To be done: Extract the line that contains "Output the text content of this document." and every line after it to the end of the records below, exactly as written and nothing else.

————

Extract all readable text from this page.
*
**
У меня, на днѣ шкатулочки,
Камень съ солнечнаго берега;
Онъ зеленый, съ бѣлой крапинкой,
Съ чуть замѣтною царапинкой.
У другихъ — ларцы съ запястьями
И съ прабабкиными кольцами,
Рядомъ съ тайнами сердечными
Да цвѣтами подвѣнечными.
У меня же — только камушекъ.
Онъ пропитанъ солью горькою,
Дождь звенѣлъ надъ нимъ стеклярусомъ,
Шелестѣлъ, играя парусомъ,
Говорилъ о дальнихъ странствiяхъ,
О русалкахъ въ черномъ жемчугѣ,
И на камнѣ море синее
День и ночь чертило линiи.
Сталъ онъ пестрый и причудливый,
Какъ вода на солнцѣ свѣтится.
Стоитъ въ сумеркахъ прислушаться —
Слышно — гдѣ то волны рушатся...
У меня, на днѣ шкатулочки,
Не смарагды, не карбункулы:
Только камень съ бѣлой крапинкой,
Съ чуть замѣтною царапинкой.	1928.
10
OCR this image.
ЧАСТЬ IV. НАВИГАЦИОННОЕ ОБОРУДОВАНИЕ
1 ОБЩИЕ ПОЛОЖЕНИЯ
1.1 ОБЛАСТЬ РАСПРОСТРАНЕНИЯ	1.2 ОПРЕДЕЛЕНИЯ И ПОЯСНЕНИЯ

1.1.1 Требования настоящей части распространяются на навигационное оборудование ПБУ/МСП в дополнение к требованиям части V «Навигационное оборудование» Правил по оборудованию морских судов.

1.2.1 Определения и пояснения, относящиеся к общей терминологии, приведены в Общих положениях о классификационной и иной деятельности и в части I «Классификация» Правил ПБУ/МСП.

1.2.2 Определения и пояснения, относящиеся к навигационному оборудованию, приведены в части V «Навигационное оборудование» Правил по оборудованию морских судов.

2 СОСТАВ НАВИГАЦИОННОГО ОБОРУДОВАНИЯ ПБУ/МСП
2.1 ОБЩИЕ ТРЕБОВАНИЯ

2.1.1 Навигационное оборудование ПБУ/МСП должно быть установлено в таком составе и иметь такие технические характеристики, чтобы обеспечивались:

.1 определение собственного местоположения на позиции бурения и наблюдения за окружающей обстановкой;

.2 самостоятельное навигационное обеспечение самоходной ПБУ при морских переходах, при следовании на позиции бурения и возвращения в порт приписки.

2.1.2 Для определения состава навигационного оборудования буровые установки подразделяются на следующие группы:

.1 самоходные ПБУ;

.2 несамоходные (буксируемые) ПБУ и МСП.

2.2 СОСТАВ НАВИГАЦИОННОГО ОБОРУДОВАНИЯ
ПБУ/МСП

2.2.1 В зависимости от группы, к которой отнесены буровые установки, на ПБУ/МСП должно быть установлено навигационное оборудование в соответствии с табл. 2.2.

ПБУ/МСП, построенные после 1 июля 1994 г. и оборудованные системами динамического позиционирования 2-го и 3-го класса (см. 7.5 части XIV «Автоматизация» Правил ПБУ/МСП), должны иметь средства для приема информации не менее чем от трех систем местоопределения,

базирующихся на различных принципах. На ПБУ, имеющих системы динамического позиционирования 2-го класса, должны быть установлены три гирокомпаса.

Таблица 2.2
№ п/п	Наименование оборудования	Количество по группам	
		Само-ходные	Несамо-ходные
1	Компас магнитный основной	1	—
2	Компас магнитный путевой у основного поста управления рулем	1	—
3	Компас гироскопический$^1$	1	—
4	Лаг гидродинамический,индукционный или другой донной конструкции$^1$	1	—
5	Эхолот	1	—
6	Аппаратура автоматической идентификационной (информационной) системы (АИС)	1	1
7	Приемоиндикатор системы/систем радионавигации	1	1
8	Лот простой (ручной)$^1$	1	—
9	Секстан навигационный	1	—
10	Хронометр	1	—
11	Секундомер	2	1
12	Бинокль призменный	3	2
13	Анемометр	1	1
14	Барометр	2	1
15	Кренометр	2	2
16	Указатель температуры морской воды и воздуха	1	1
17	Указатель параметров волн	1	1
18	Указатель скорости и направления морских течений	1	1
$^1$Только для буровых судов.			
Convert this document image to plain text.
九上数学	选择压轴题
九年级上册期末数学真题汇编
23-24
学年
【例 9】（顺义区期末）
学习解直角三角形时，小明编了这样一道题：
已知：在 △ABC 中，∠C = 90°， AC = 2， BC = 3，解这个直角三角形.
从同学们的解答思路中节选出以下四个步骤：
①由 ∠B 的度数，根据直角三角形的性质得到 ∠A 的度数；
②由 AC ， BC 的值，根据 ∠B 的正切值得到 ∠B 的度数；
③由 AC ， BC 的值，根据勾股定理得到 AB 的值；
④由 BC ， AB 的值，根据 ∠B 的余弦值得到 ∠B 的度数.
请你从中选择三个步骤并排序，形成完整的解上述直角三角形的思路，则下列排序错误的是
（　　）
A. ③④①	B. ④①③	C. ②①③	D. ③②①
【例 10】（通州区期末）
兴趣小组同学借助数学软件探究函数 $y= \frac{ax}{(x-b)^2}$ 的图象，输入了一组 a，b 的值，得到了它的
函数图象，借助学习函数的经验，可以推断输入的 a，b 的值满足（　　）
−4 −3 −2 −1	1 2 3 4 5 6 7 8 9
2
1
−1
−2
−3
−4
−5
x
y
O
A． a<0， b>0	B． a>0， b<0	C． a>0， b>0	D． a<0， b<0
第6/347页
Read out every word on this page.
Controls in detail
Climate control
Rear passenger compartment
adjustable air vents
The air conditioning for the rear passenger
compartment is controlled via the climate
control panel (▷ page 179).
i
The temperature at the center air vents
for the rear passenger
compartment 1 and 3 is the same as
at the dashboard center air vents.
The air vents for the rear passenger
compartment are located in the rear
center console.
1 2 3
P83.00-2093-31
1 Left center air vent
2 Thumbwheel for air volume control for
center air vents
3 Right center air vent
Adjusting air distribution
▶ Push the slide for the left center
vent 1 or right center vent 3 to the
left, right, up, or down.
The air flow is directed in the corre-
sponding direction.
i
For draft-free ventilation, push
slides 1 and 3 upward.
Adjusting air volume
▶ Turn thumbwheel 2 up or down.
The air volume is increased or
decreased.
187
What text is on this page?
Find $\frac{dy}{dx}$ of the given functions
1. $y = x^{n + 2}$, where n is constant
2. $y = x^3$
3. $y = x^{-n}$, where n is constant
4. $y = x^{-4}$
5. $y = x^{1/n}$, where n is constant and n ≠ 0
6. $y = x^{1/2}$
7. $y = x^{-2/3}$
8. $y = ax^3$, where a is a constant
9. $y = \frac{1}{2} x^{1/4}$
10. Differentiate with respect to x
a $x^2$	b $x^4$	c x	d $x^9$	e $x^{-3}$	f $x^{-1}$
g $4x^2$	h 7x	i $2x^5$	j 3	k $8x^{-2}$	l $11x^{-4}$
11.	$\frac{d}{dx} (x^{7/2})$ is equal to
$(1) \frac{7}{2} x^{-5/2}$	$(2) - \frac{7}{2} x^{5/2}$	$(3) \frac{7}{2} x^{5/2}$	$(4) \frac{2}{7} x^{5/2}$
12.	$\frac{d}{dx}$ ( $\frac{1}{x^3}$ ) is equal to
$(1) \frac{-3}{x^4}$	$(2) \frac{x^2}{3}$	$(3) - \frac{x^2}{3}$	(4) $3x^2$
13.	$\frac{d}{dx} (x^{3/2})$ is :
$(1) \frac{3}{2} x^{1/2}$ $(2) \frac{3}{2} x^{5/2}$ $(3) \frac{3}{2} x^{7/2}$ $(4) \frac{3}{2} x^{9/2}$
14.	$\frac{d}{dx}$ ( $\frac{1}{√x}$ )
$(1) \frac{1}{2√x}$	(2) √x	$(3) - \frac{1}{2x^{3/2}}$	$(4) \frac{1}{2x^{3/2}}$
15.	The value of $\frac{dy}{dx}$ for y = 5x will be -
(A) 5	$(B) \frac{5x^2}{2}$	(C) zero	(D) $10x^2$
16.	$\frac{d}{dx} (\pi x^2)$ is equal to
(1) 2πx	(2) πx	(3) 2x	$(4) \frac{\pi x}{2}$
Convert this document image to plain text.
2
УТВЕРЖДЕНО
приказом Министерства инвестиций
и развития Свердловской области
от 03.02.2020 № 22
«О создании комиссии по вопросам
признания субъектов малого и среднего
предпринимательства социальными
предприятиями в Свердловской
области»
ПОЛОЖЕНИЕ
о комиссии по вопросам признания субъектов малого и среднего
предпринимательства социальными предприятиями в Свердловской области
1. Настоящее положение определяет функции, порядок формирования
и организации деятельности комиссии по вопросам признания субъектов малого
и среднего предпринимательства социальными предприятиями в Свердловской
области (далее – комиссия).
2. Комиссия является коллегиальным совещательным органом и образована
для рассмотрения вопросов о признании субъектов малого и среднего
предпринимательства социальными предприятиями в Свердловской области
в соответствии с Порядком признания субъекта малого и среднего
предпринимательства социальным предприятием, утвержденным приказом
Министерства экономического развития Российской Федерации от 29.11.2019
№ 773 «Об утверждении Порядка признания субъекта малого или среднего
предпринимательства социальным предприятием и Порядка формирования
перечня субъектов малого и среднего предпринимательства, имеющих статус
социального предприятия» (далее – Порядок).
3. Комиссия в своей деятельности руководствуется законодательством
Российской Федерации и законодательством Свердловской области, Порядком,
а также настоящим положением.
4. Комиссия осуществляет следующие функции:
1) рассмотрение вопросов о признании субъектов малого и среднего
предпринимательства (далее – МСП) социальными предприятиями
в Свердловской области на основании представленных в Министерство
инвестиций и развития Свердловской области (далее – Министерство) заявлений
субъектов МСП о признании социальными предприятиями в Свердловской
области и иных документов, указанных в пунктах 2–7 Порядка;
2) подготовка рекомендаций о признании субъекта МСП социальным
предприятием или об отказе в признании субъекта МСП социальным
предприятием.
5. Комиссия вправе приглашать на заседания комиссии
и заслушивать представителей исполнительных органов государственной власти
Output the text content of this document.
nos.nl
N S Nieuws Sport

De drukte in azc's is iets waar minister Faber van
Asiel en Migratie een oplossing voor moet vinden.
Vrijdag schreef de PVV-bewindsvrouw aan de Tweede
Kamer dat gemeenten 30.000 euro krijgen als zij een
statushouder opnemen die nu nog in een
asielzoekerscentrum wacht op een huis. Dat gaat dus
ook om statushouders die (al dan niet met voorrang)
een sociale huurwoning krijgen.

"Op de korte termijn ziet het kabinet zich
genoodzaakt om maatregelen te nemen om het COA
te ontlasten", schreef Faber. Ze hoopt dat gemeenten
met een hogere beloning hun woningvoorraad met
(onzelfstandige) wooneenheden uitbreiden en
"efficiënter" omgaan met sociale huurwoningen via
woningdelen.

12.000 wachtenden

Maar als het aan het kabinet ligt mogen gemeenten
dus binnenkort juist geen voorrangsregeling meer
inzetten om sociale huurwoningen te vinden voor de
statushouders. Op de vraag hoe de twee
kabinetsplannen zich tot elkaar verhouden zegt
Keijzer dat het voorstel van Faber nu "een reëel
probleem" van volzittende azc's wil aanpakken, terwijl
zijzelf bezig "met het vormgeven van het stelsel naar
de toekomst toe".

————

Solution:
Output the text content of this document.
nos.nl
N S Nieuws Sport

De drukte in azc's is iets waar minister Faber van
Asiel en Migratie een oplossing voor moet vinden.
Vrijdag schreef de PVV-bewindsvrouw aan de Tweede
Kamer dat gemeenten 30.000 euro krijgen als zij een
statushouder opnemen die nu nog in een
asielzoekerscentrum wacht op een huis. Dat gaat dus
ook om statushouders die (al dan niet met voorrang)
een sociale huurwoning krijgen.

"Op de korte termijn ziet het kabinet zich
genoodzaakt om maatregelen te nemen om het COA
te ontlasten", schreef Faber. Ze hoopt dat gemeenten
met een hogere beloning hun woningvoorraad met
(onzelfstandige) wooneenheden uitbreiden en
"efficiënter" omgaan met sociale huurwoningen via
woningdelen.

12.000 wachtenden

Maar als het aan het kabinet ligt mogen gemeenten
dus binnenkort juist geen voorrangsregeling meer
inzetten om sociale huurwoningen te vinden voor de
statushouders. Op de vraag hoe de twee
kabinetsplannen zich tot elkaar verhouden zegt
Keijzer dat het voorstel van Faber nu "een reëel
probleem" van volzittende azc's wil aanpakken, terwijl
zijzelf bezig "met het vormgeven van het stelsel naar
de toekomst toe".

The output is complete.